_Information given:_
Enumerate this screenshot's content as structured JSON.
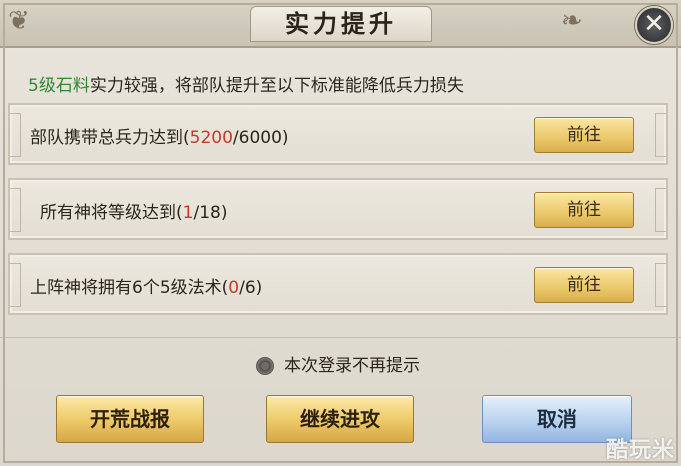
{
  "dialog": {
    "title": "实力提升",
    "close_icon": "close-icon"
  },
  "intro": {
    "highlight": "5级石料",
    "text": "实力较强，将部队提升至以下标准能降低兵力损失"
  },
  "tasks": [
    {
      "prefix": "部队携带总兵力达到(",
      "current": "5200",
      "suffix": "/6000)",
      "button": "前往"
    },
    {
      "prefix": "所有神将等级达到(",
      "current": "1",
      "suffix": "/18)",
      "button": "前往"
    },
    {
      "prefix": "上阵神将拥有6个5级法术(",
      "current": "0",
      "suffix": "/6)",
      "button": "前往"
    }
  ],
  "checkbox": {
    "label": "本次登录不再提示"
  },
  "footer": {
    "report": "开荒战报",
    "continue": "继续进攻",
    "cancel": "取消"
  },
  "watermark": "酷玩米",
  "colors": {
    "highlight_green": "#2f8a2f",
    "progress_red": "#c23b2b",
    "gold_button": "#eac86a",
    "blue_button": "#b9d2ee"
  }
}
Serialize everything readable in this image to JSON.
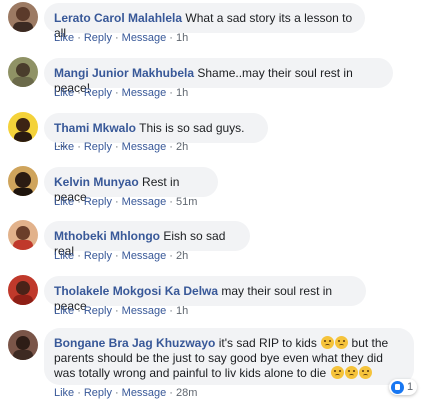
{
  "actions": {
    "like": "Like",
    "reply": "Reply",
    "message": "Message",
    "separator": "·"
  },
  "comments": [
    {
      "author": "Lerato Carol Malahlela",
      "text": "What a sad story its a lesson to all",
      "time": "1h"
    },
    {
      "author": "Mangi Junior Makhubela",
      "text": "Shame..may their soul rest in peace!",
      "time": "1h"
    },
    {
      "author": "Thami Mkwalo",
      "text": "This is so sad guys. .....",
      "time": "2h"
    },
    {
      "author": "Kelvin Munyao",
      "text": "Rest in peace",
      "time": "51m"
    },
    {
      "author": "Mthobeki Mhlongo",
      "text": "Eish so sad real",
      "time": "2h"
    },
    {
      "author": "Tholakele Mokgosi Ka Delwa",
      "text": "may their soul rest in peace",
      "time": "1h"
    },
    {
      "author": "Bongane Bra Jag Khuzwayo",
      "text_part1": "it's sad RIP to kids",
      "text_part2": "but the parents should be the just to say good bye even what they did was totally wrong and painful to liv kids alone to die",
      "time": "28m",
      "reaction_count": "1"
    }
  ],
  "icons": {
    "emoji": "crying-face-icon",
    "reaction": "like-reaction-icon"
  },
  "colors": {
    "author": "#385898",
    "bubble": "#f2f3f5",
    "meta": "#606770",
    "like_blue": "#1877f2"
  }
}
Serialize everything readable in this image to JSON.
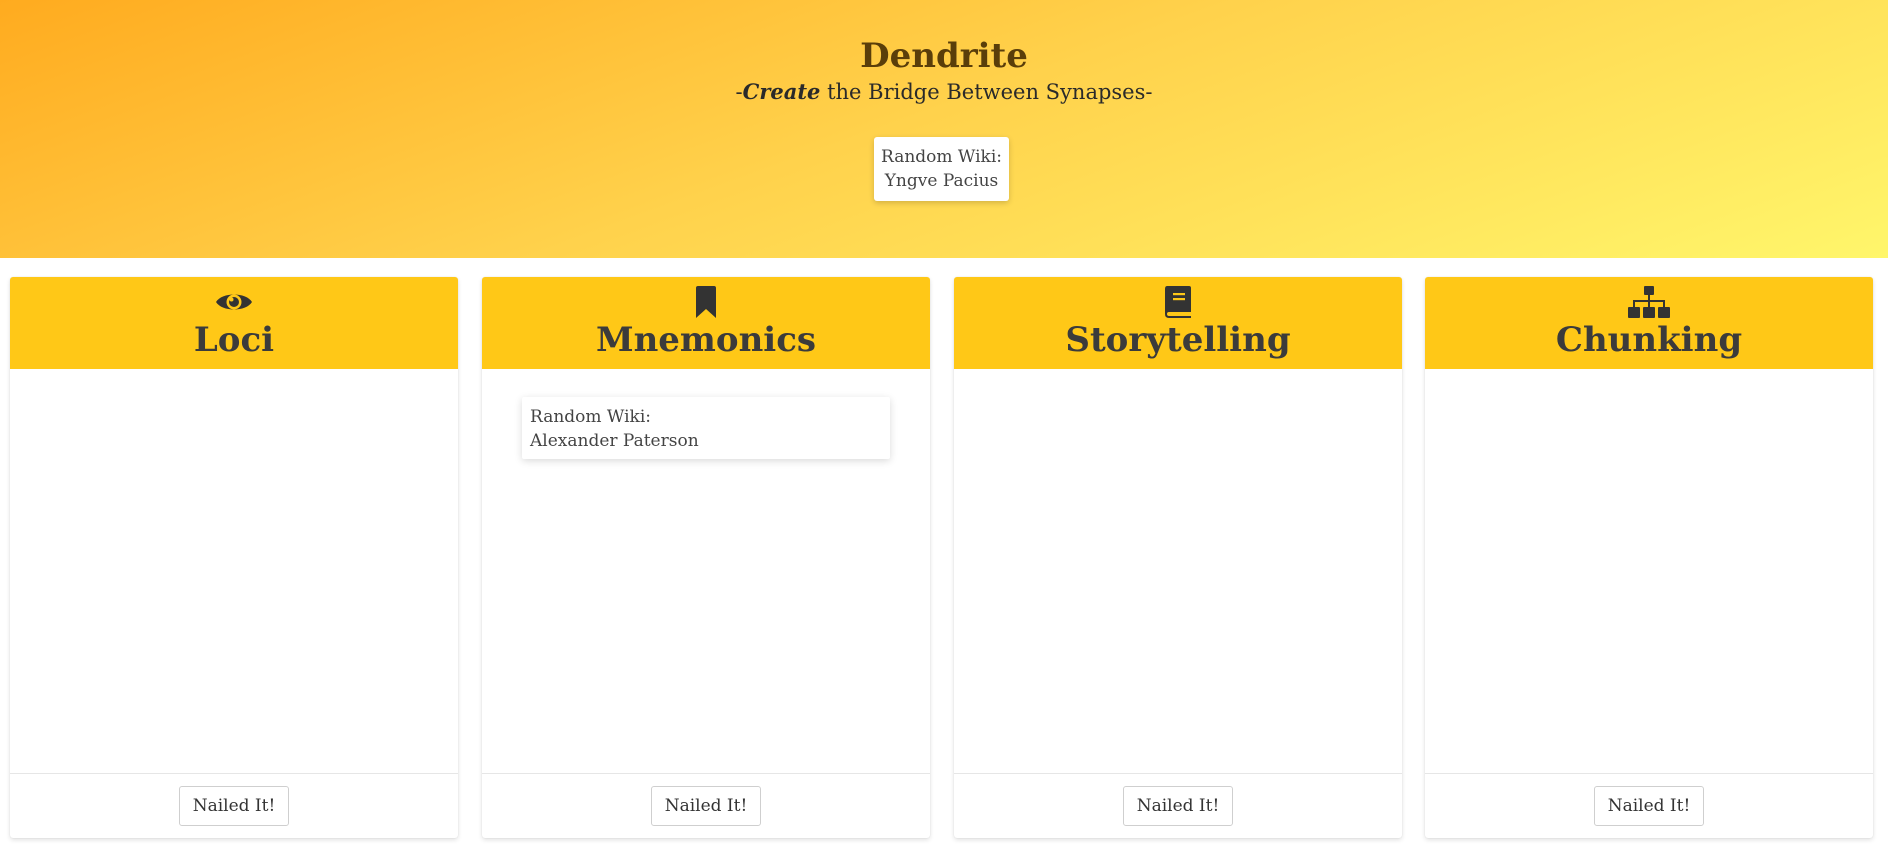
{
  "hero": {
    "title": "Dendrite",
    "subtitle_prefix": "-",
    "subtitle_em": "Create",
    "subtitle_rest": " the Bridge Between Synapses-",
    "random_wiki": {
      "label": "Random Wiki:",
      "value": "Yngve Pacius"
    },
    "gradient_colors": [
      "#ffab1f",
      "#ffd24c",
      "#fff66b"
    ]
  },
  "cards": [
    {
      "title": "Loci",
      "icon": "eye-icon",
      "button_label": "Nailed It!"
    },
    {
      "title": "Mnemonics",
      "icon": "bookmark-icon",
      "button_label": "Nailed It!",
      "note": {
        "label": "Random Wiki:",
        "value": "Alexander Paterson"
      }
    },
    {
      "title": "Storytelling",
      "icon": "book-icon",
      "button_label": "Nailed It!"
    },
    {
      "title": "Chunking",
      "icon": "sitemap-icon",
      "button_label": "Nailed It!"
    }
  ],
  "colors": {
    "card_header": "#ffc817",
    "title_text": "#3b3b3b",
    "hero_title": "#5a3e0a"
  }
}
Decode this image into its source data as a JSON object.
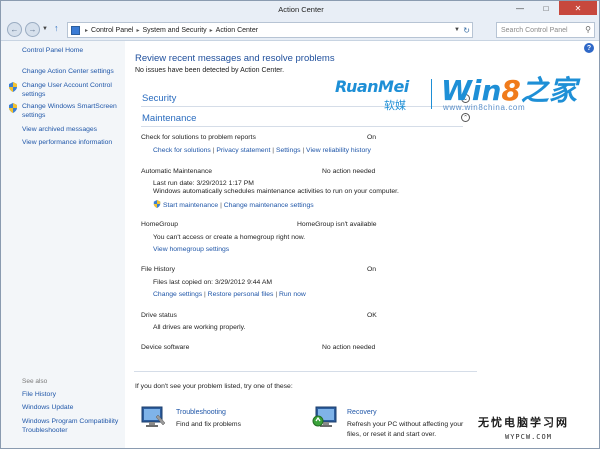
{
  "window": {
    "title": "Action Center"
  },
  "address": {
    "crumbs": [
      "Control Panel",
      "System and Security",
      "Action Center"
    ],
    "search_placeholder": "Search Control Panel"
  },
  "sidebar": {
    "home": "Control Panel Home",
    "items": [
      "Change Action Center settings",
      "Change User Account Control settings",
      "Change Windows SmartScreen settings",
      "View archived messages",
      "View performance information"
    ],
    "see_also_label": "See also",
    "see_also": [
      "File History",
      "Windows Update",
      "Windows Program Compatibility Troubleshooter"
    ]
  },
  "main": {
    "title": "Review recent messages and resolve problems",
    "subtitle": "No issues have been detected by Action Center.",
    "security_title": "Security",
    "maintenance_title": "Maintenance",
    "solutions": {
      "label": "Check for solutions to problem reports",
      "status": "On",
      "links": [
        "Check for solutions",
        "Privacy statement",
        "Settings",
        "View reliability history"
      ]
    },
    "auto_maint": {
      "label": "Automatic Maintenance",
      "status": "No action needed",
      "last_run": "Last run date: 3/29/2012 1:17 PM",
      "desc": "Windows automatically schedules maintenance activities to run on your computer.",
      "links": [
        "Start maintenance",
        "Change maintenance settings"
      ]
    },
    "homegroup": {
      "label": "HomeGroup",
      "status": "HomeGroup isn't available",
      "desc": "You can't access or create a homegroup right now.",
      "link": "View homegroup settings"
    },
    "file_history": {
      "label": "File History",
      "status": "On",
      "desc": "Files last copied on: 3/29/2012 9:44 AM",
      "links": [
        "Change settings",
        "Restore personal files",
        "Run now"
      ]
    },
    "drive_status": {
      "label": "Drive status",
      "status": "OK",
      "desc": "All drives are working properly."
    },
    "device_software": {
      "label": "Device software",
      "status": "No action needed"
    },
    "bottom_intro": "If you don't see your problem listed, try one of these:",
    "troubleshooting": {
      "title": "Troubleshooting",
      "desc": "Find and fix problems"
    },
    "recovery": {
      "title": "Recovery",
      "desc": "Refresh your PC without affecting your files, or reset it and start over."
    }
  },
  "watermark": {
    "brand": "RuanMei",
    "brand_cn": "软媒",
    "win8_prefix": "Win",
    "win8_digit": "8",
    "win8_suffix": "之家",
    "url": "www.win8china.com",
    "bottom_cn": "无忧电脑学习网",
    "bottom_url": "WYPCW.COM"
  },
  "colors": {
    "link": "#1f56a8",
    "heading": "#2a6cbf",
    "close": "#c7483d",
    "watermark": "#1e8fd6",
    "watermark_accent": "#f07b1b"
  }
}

_Given task:_
Give the data above again in full and unchanged, skipping the pictures.

_Solution to this problem:_
Enumerate this screenshot's content as structured JSON.
{
  "dialog": {
    "title": "实力提升",
    "close_icon": "close-icon"
  },
  "intro": {
    "highlight": "5级石料",
    "text": "实力较强，将部队提升至以下标准能降低兵力损失"
  },
  "tasks": [
    {
      "prefix": "部队携带总兵力达到(",
      "current": "5200",
      "suffix": "/6000)",
      "button": "前往"
    },
    {
      "prefix": "所有神将等级达到(",
      "current": "1",
      "suffix": "/18)",
      "button": "前往"
    },
    {
      "prefix": "上阵神将拥有6个5级法术(",
      "current": "0",
      "suffix": "/6)",
      "button": "前往"
    }
  ],
  "checkbox": {
    "label": "本次登录不再提示"
  },
  "footer": {
    "report": "开荒战报",
    "continue": "继续进攻",
    "cancel": "取消"
  },
  "watermark": "酷玩米",
  "colors": {
    "highlight_green": "#2f8a2f",
    "progress_red": "#c23b2b",
    "gold_button": "#eac86a",
    "blue_button": "#b9d2ee"
  }
}
Serialize everything readable in this image to JSON.
{
  "actions": {
    "like": "Like",
    "reply": "Reply",
    "message": "Message",
    "separator": "·"
  },
  "comments": [
    {
      "author": "Lerato Carol Malahlela",
      "text": "What a sad story its a lesson to all",
      "time": "1h"
    },
    {
      "author": "Mangi Junior Makhubela",
      "text": "Shame..may their soul rest in peace!",
      "time": "1h"
    },
    {
      "author": "Thami Mkwalo",
      "text": "This is so sad guys. .....",
      "time": "2h"
    },
    {
      "author": "Kelvin Munyao",
      "text": "Rest in peace",
      "time": "51m"
    },
    {
      "author": "Mthobeki Mhlongo",
      "text": "Eish so sad real",
      "time": "2h"
    },
    {
      "author": "Tholakele Mokgosi Ka Delwa",
      "text": "may their soul rest in peace",
      "time": "1h"
    },
    {
      "author": "Bongane Bra Jag Khuzwayo",
      "text_part1": "it's sad RIP to kids",
      "text_part2": "but the parents should be the just to say good bye even what they did was totally wrong and painful to liv kids alone to die",
      "time": "28m",
      "reaction_count": "1"
    }
  ],
  "icons": {
    "emoji": "crying-face-icon",
    "reaction": "like-reaction-icon"
  },
  "colors": {
    "author": "#385898",
    "bubble": "#f2f3f5",
    "meta": "#606770",
    "like_blue": "#1877f2"
  }
}
Serialize everything readable in this image to JSON.
{
  "hero": {
    "title": "Dendrite",
    "subtitle_prefix": "-",
    "subtitle_em": "Create",
    "subtitle_rest": " the Bridge Between Synapses-",
    "random_wiki": {
      "label": "Random Wiki:",
      "value": "Yngve Pacius"
    },
    "gradient_colors": [
      "#ffab1f",
      "#ffd24c",
      "#fff66b"
    ]
  },
  "cards": [
    {
      "title": "Loci",
      "icon": "eye-icon",
      "button_label": "Nailed It!"
    },
    {
      "title": "Mnemonics",
      "icon": "bookmark-icon",
      "button_label": "Nailed It!",
      "note": {
        "label": "Random Wiki:",
        "value": "Alexander Paterson"
      }
    },
    {
      "title": "Storytelling",
      "icon": "book-icon",
      "button_label": "Nailed It!"
    },
    {
      "title": "Chunking",
      "icon": "sitemap-icon",
      "button_label": "Nailed It!"
    }
  ],
  "colors": {
    "card_header": "#ffc817",
    "title_text": "#3b3b3b",
    "hero_title": "#5a3e0a"
  }
}
Decode this image into its source data as a JSON object.
{
  "window": {
    "title": "Action Center"
  },
  "address": {
    "crumbs": [
      "Control Panel",
      "System and Security",
      "Action Center"
    ],
    "search_placeholder": "Search Control Panel"
  },
  "sidebar": {
    "home": "Control Panel Home",
    "items": [
      "Change Action Center settings",
      "Change User Account Control settings",
      "Change Windows SmartScreen settings",
      "View archived messages",
      "View performance information"
    ],
    "see_also_label": "See also",
    "see_also": [
      "File History",
      "Windows Update",
      "Windows Program Compatibility Troubleshooter"
    ]
  },
  "main": {
    "title": "Review recent messages and resolve problems",
    "subtitle": "No issues have been detected by Action Center.",
    "security_title": "Security",
    "maintenance_title": "Maintenance",
    "solutions": {
      "label": "Check for solutions to problem reports",
      "status": "On",
      "links": [
        "Check for solutions",
        "Privacy statement",
        "Settings",
        "View reliability history"
      ]
    },
    "auto_maint": {
      "label": "Automatic Maintenance",
      "status": "No action needed",
      "last_run": "Last run date: 3/29/2012 1:17 PM",
      "desc": "Windows automatically schedules maintenance activities to run on your computer.",
      "links": [
        "Start maintenance",
        "Change maintenance settings"
      ]
    },
    "homegroup": {
      "label": "HomeGroup",
      "status": "HomeGroup isn't available",
      "desc": "You can't access or create a homegroup right now.",
      "link": "View homegroup settings"
    },
    "file_history": {
      "label": "File History",
      "status": "On",
      "desc": "Files last copied on: 3/29/2012 9:44 AM",
      "links": [
        "Change settings",
        "Restore personal files",
        "Run now"
      ]
    },
    "drive_status": {
      "label": "Drive status",
      "status": "OK",
      "desc": "All drives are working properly."
    },
    "device_software": {
      "label": "Device software",
      "status": "No action needed"
    },
    "bottom_intro": "If you don't see your problem listed, try one of these:",
    "troubleshooting": {
      "title": "Troubleshooting",
      "desc": "Find and fix problems"
    },
    "recovery": {
      "title": "Recovery",
      "desc": "Refresh your PC without affecting your files, or reset it and start over."
    }
  },
  "watermark": {
    "brand": "RuanMei",
    "brand_cn": "软媒",
    "win8_prefix": "Win",
    "win8_digit": "8",
    "win8_suffix": "之家",
    "url": "www.win8china.com",
    "bottom_cn": "无忧电脑学习网",
    "bottom_url": "WYPCW.COM"
  },
  "colors": {
    "link": "#1f56a8",
    "heading": "#2a6cbf",
    "close": "#c7483d",
    "watermark": "#1e8fd6",
    "watermark_accent": "#f07b1b"
  }
}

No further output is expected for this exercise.